> **Goal**: Search the listing below for "title". Copy each matching line.

(Extracted records)
## Start
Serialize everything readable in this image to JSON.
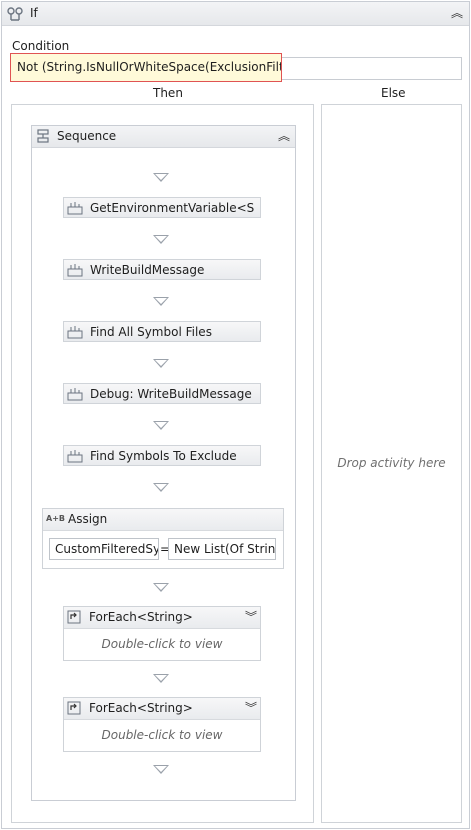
{
  "if_activity": {
    "title": "If",
    "collapse_icon": "chevron-double-up-icon"
  },
  "condition": {
    "label": "Condition",
    "expression": "Not (String.IsNullOrWhiteSpace(ExclusionFilter))"
  },
  "branches": {
    "then_label": "Then",
    "else_label": "Else",
    "else_placeholder": "Drop activity here"
  },
  "sequence": {
    "title": "Sequence",
    "activities": [
      {
        "label": "GetEnvironmentVariable<S"
      },
      {
        "label": "WriteBuildMessage"
      },
      {
        "label": "Find All Symbol Files"
      },
      {
        "label": "Debug: WriteBuildMessage"
      },
      {
        "label": "Find Symbols To Exclude"
      }
    ],
    "assign": {
      "icon_text": "A+B",
      "title": "Assign",
      "to": "CustomFilteredSyr",
      "operator": "=",
      "value": "New List(Of String)"
    },
    "foreach": [
      {
        "title": "ForEach<String>",
        "body": "Double-click to view"
      },
      {
        "title": "ForEach<String>",
        "body": "Double-click to view"
      }
    ]
  }
}
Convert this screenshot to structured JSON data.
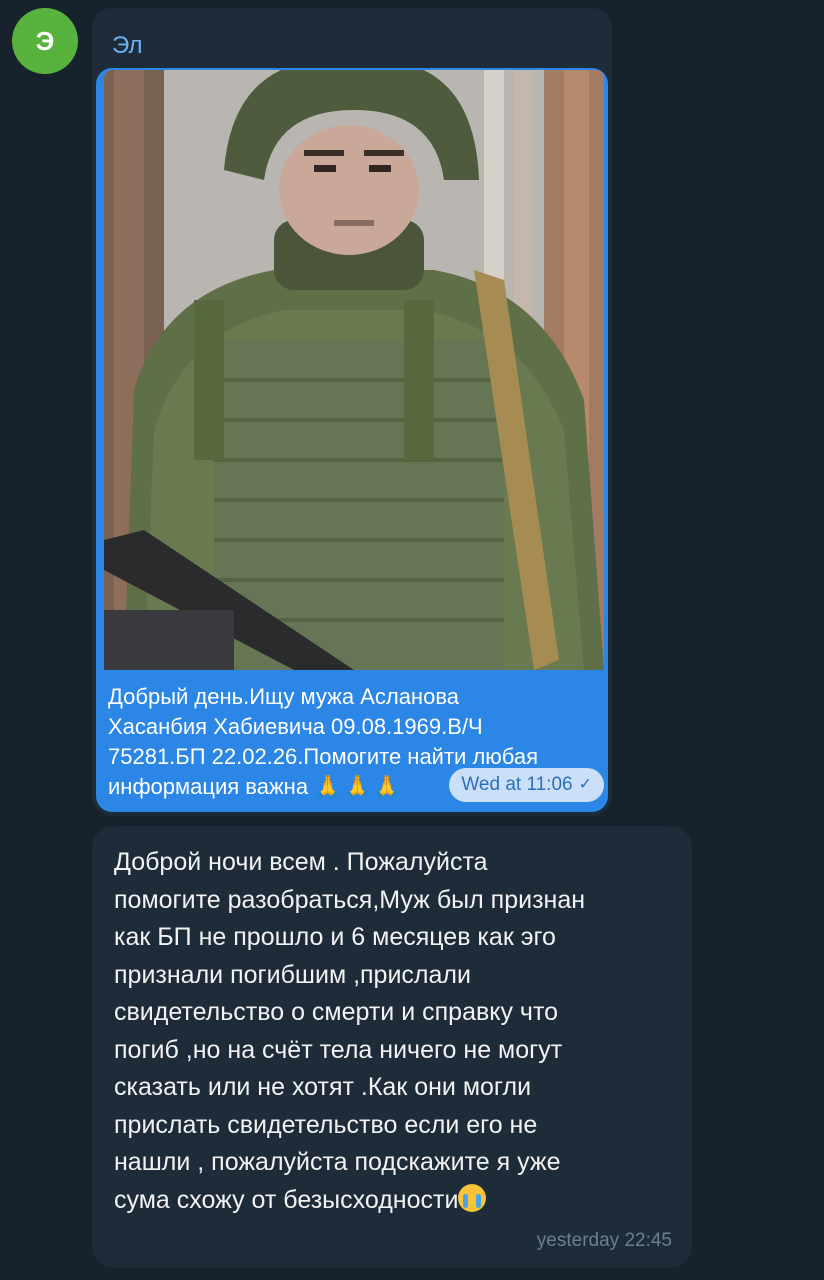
{
  "chat": {
    "avatar_letter": "Э",
    "avatar_color": "#58b33e",
    "background_color": "#18222d",
    "bubble_color": "#1e2c3a",
    "messages": [
      {
        "sender": "Эл",
        "forwarded": {
          "photo_alt": "photo of man in military uniform",
          "caption_lines": [
            "Добрый день.Ищу мужа Асланова",
            "Хасанбия Хабиевича 09.08.1969.В/Ч",
            "75281.БП 22.02.26.Помогите найти любая",
            "информация важна"
          ],
          "caption_emoji": "🙏🙏🙏",
          "time": "Wed at 11:06",
          "status_icon": "double-check-icon"
        }
      },
      {
        "text_lines": [
          "Доброй ночи всем . Пожалуйста",
          "помогите разобраться,Муж был признан",
          "как БП не прошло и 6 месяцев как эго",
          "признали погибшим ,прислали",
          "свидетельство о смерти и справку что",
          "погиб ,но на счёт тела ничего не могут",
          "сказать или не хотят .Как они могли",
          "прислать свидетельство если его не",
          "нашли , пожалуйста подскажите я уже",
          "сума схожу от безысходности"
        ],
        "trailing_emoji": "crying-face-emoji",
        "time": "yesterday 22:45"
      }
    ]
  }
}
## End
> **Final result**:
    "title": "If",
    "title": "Sequence",
      "title": "Assign",
        "title": "ForEach<String>",
        "title": "ForEach<String>",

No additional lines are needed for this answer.